### TASK DESCRIPTION
Work out the number of lines with the word "Visoka" in the material below, then reply with that number only.
# DATA start
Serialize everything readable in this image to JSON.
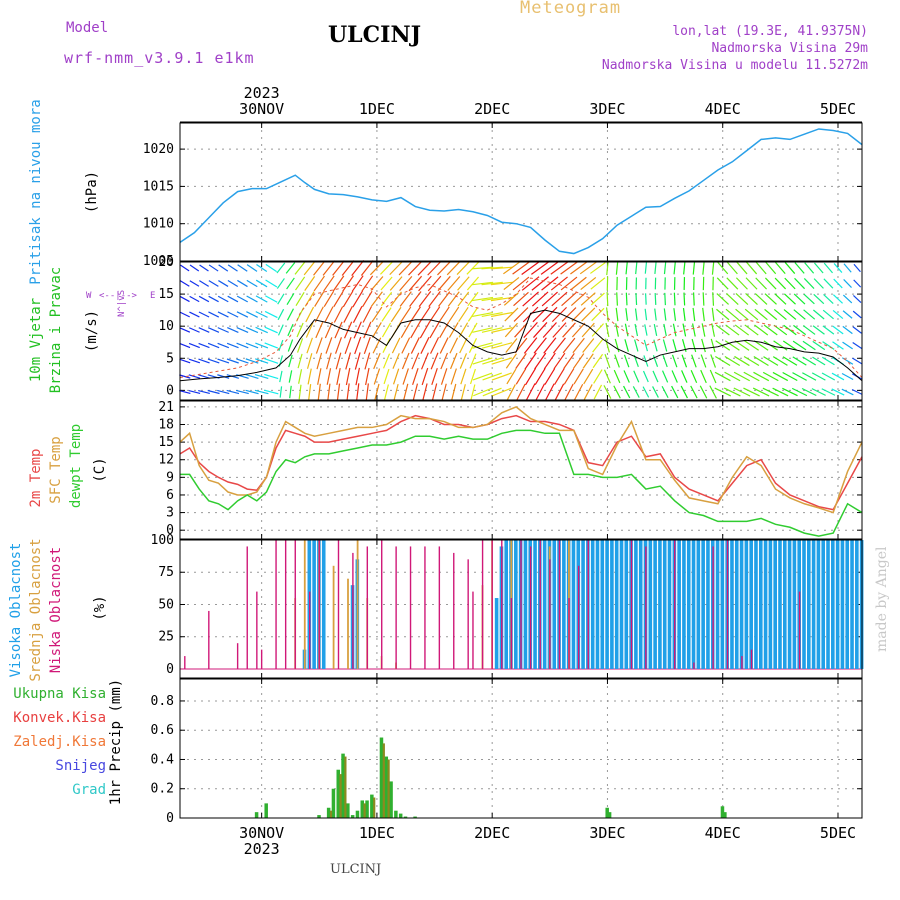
{
  "header": {
    "model_label": "Model",
    "model_name": "wrf-nmm_v3.9.1 e1km",
    "station": "ULCINJ",
    "product": "Meteogram",
    "coords": "lon,lat (19.3E, 41.9375N)",
    "altitude": "Nadmorska Visina 29m",
    "model_altitude": "Nadmorska Visina u modelu 11.5272m",
    "watermark": "made by Angel",
    "footer": "ULCINJ"
  },
  "colors": {
    "model": "#a040c8",
    "product": "#e8c070",
    "info": "#a040c8",
    "pressure": "#2aa0e8",
    "wind_label": "#22c022",
    "temp2m": "#e84848",
    "sfc": "#d8a040",
    "dewpt": "#30cc30",
    "high": "#20a0e8",
    "mid": "#d8a040",
    "low": "#d01878"
  },
  "time_axis": {
    "year": "2023",
    "days": [
      "30NOV",
      "1DEC",
      "2DEC",
      "3DEC",
      "4DEC",
      "5DEC"
    ],
    "range_hours": [
      -17,
      125
    ]
  },
  "chart_data": [
    {
      "type": "line",
      "panel": "pressure",
      "ylabel": "Pritisak na nivou mora",
      "unit": "(hPa)",
      "ylim": [
        1005,
        1023.5
      ],
      "yticks": [
        1005,
        1010,
        1015,
        1020
      ],
      "grid": true,
      "x": [
        -17,
        -14,
        -11,
        -8,
        -5,
        -2,
        1,
        4,
        7,
        9,
        11,
        14,
        17,
        20,
        23,
        26,
        29,
        32,
        35,
        38,
        41,
        44,
        47,
        50,
        53,
        56,
        59,
        62,
        65,
        68,
        71,
        74,
        77,
        80,
        83,
        86,
        89,
        92,
        95,
        98,
        101,
        104,
        107,
        110,
        113,
        116,
        119,
        122,
        125
      ],
      "series": [
        {
          "name": "",
          "values": [
            1007.5,
            1008.8,
            1010.8,
            1012.8,
            1014.3,
            1014.7,
            1014.7,
            1015.6,
            1016.5,
            1015.5,
            1014.6,
            1014.0,
            1013.9,
            1013.6,
            1013.2,
            1013.0,
            1013.5,
            1012.3,
            1011.8,
            1011.7,
            1011.9,
            1011.6,
            1011.1,
            1010.2,
            1010.0,
            1009.5,
            1007.8,
            1006.3,
            1006.0,
            1006.8,
            1008.0,
            1009.8,
            1011.0,
            1012.2,
            1012.3,
            1013.4,
            1014.4,
            1015.8,
            1017.2,
            1018.3,
            1019.8,
            1021.3,
            1021.5,
            1021.3,
            1022.0,
            1022.7,
            1022.5,
            1022.1,
            1020.6
          ]
        }
      ]
    },
    {
      "type": "line",
      "panel": "wind",
      "ylabel": [
        "10m Vjetar",
        "Brzina i Pravac"
      ],
      "unit": "(m/s)",
      "compass": [
        "W",
        "<--|-->",
        "E",
        "N",
        "^",
        "|",
        "v",
        "S"
      ],
      "ylim": [
        -1.5,
        20
      ],
      "yticks": [
        0,
        5,
        10,
        15,
        20
      ],
      "grid": true,
      "x": [
        -17,
        -13,
        -9,
        -5,
        -1,
        3,
        6,
        8,
        11,
        14,
        17,
        20,
        23,
        26,
        29,
        32,
        35,
        38,
        41,
        44,
        47,
        50,
        53,
        56,
        59,
        62,
        65,
        68,
        71,
        74,
        77,
        80,
        83,
        86,
        89,
        92,
        95,
        98,
        101,
        104,
        107,
        110,
        113,
        116,
        119,
        122,
        125
      ],
      "series": [
        {
          "name": "",
          "values": [
            1.5,
            1.8,
            2.0,
            2.3,
            2.8,
            3.5,
            5.5,
            8.0,
            11.0,
            10.5,
            9.5,
            9.0,
            8.5,
            7.0,
            10.5,
            11.0,
            11.0,
            10.5,
            9.0,
            7.0,
            6.0,
            5.5,
            6.0,
            12.0,
            12.5,
            12.0,
            11.0,
            10.0,
            8.0,
            6.5,
            5.5,
            4.5,
            5.5,
            6.0,
            6.5,
            6.5,
            6.8,
            7.5,
            7.8,
            7.5,
            6.8,
            6.5,
            6.0,
            5.8,
            5.2,
            3.5,
            1.5
          ]
        },
        {
          "name": "",
          "values": [
            2.0,
            2.5,
            3.0,
            3.5,
            4.5,
            6.0,
            8.5,
            12.0,
            15.0,
            15.5,
            16.0,
            16.5,
            15.8,
            13.0,
            15.0,
            16.0,
            16.5,
            15.5,
            14.5,
            13.0,
            12.5,
            13.5,
            15.0,
            17.5,
            17.0,
            16.5,
            15.5,
            14.5,
            12.0,
            10.0,
            8.5,
            7.0,
            8.0,
            9.0,
            9.5,
            10.0,
            10.5,
            10.8,
            11.0,
            10.5,
            10.0,
            9.5,
            8.5,
            7.5,
            6.5,
            4.5,
            2.0
          ]
        }
      ]
    },
    {
      "type": "line",
      "panel": "temperature",
      "ylabel": [
        "2m Temp",
        "SFC Temp",
        "dewpt Temp"
      ],
      "unit": "(C)",
      "ylim": [
        -1.5,
        22
      ],
      "yticks": [
        0,
        3,
        6,
        9,
        12,
        15,
        18,
        21
      ],
      "grid": true,
      "x": [
        -17,
        -15,
        -13,
        -11,
        -9,
        -7,
        -5,
        -3,
        -1,
        1,
        3,
        5,
        7,
        9,
        11,
        14,
        17,
        20,
        23,
        26,
        29,
        32,
        35,
        38,
        41,
        44,
        47,
        50,
        53,
        56,
        59,
        62,
        65,
        68,
        71,
        74,
        77,
        80,
        83,
        86,
        89,
        92,
        95,
        98,
        101,
        104,
        107,
        110,
        113,
        116,
        119,
        122,
        125
      ],
      "series": [
        {
          "name": "2m Temp",
          "values": [
            13.0,
            14.0,
            11.5,
            10.0,
            9.0,
            8.2,
            7.8,
            7.0,
            6.8,
            9.0,
            14.0,
            17.0,
            16.5,
            16.0,
            15.0,
            15.0,
            15.5,
            16.0,
            16.5,
            17.0,
            18.5,
            19.5,
            19.0,
            18.0,
            18.0,
            17.5,
            18.0,
            19.0,
            19.5,
            18.5,
            18.5,
            18.0,
            17.0,
            11.5,
            11.0,
            15.0,
            16.0,
            12.5,
            13.0,
            9.0,
            7.0,
            6.0,
            5.0,
            8.0,
            11.0,
            12.0,
            8.0,
            6.0,
            5.0,
            4.0,
            3.5,
            8.0,
            12.5
          ]
        },
        {
          "name": "SFC Temp",
          "values": [
            15.0,
            16.5,
            11.0,
            8.5,
            8.0,
            6.5,
            6.0,
            6.0,
            6.5,
            9.0,
            15.0,
            18.5,
            17.5,
            16.5,
            16.0,
            16.5,
            17.0,
            17.5,
            17.5,
            18.0,
            19.5,
            19.0,
            19.0,
            18.5,
            17.5,
            17.5,
            18.0,
            20.0,
            21.0,
            19.0,
            18.0,
            17.0,
            17.0,
            10.5,
            9.5,
            14.5,
            18.5,
            12.0,
            12.0,
            8.5,
            5.5,
            5.0,
            4.5,
            9.0,
            12.5,
            11.0,
            7.0,
            5.5,
            4.5,
            3.8,
            3.0,
            10.0,
            15.0
          ]
        },
        {
          "name": "dewpt Temp",
          "values": [
            9.5,
            9.5,
            7.0,
            5.0,
            4.5,
            3.5,
            5.0,
            6.0,
            5.0,
            6.5,
            10.0,
            12.0,
            11.5,
            12.5,
            13.0,
            13.0,
            13.5,
            14.0,
            14.5,
            14.5,
            15.0,
            16.0,
            16.0,
            15.5,
            16.0,
            15.5,
            15.5,
            16.5,
            17.0,
            17.0,
            16.5,
            16.5,
            9.5,
            9.5,
            9.0,
            9.0,
            9.5,
            7.0,
            7.5,
            5.0,
            3.0,
            2.5,
            1.5,
            1.5,
            1.5,
            2.0,
            1.0,
            0.5,
            -0.5,
            -1.0,
            -0.5,
            4.5,
            3.0
          ]
        }
      ]
    },
    {
      "type": "bar",
      "panel": "cloud",
      "ylabel": [
        "Visoka Oblacnost",
        "Srednja Oblacnost",
        "Niska Oblacnost"
      ],
      "unit": "(%)",
      "ylim": [
        -7,
        100
      ],
      "yticks": [
        0,
        25,
        50,
        75,
        100
      ],
      "grid": true,
      "series": [
        {
          "name": "Visoka Oblacnost",
          "x": [
            6,
            7,
            8,
            9,
            10,
            11,
            12,
            13,
            14,
            19,
            20,
            21,
            45,
            46,
            47,
            48,
            49,
            50,
            51,
            52,
            53,
            54,
            55,
            56,
            57,
            58,
            59,
            60,
            61,
            62,
            63,
            64,
            65,
            66,
            67,
            68,
            69,
            70,
            71,
            72,
            73,
            74,
            75,
            76,
            77,
            78,
            79,
            80,
            81,
            82,
            83,
            84,
            85,
            86,
            87,
            88,
            89,
            90,
            91,
            92,
            93,
            94,
            95,
            96,
            97,
            98,
            99,
            100,
            101,
            102,
            103,
            104,
            105,
            106,
            107,
            108,
            109,
            110,
            111,
            112,
            113,
            114,
            115,
            116,
            117,
            118,
            119,
            120,
            121,
            122,
            123,
            124,
            125
          ],
          "values": [
            0,
            0,
            0,
            15,
            100,
            100,
            100,
            100,
            0,
            65,
            85,
            0,
            0,
            0,
            0,
            0,
            55,
            95,
            100,
            100,
            100,
            100,
            100,
            100,
            100,
            100,
            100,
            100,
            100,
            100,
            100,
            100,
            100,
            100,
            100,
            100,
            100,
            100,
            100,
            100,
            100,
            100,
            100,
            100,
            100,
            100,
            100,
            100,
            100,
            100,
            100,
            100,
            100,
            100,
            100,
            100,
            100,
            100,
            100,
            100,
            100,
            100,
            100,
            100,
            100,
            100,
            100,
            100,
            100,
            100,
            100,
            100,
            100,
            100,
            100,
            100,
            100,
            100,
            100,
            100,
            100,
            100,
            100,
            100,
            100,
            100,
            100,
            100,
            100,
            100,
            100,
            100,
            100
          ]
        },
        {
          "name": "Srednja Oblacnost",
          "x": [
            7,
            9,
            12,
            15,
            18,
            20,
            22,
            25,
            28,
            46,
            48,
            52,
            60,
            64,
            68
          ],
          "values": [
            55,
            100,
            100,
            80,
            70,
            100,
            55,
            10,
            5,
            65,
            100,
            100,
            95,
            100,
            0
          ]
        },
        {
          "name": "Niska Oblacnost",
          "x": [
            -16,
            -11,
            -5,
            -3,
            -1,
            0,
            3,
            5,
            7,
            10,
            12,
            16,
            19,
            22,
            25,
            28,
            31,
            34,
            37,
            40,
            43,
            44,
            46,
            48,
            50,
            52,
            54,
            56,
            58,
            60,
            62,
            64,
            66,
            68,
            77,
            80,
            86,
            90,
            94,
            97,
            100,
            102,
            112
          ],
          "values": [
            10,
            45,
            20,
            95,
            60,
            15,
            100,
            100,
            100,
            60,
            100,
            100,
            90,
            95,
            100,
            95,
            95,
            95,
            95,
            90,
            85,
            60,
            100,
            100,
            100,
            55,
            100,
            95,
            100,
            85,
            100,
            55,
            80,
            100,
            100,
            95,
            100,
            5,
            95,
            100,
            10,
            15,
            60
          ]
        }
      ]
    },
    {
      "type": "bar",
      "panel": "precip",
      "ylabel": "1hr Precip (mm)",
      "legend": [
        "Ukupna Kisa",
        "Konvek.Kisa",
        "Zaledj.Kisa",
        "Snijeg",
        "Grad"
      ],
      "legend_colors": [
        "#30b030",
        "#e84040",
        "#f07838",
        "#4848e0",
        "#30c8c8"
      ],
      "ylim": [
        0,
        0.95
      ],
      "yticks": [
        0,
        0.2,
        0.4,
        0.6,
        0.8
      ],
      "grid": true,
      "series": [
        {
          "name": "Ukupna Kisa",
          "x": [
            -1,
            1,
            12,
            14,
            15,
            16,
            17,
            18,
            19,
            20,
            21,
            22,
            23,
            25,
            26,
            27,
            28,
            29,
            30,
            32,
            72,
            72.5,
            96,
            96.5
          ],
          "values": [
            0.04,
            0.1,
            0.02,
            0.07,
            0.2,
            0.33,
            0.44,
            0.1,
            0.02,
            0.05,
            0.12,
            0.12,
            0.16,
            0.55,
            0.42,
            0.25,
            0.05,
            0.03,
            0.01,
            0.01,
            0.07,
            0.04,
            0.08,
            0.04
          ]
        },
        {
          "name": "Konvek.Kisa",
          "x": [
            14,
            16,
            17,
            21,
            23,
            25,
            26
          ],
          "values": [
            0.05,
            0.3,
            0.42,
            0.1,
            0.14,
            0.51,
            0.4
          ]
        }
      ]
    }
  ]
}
# DATA end
### RESULT
2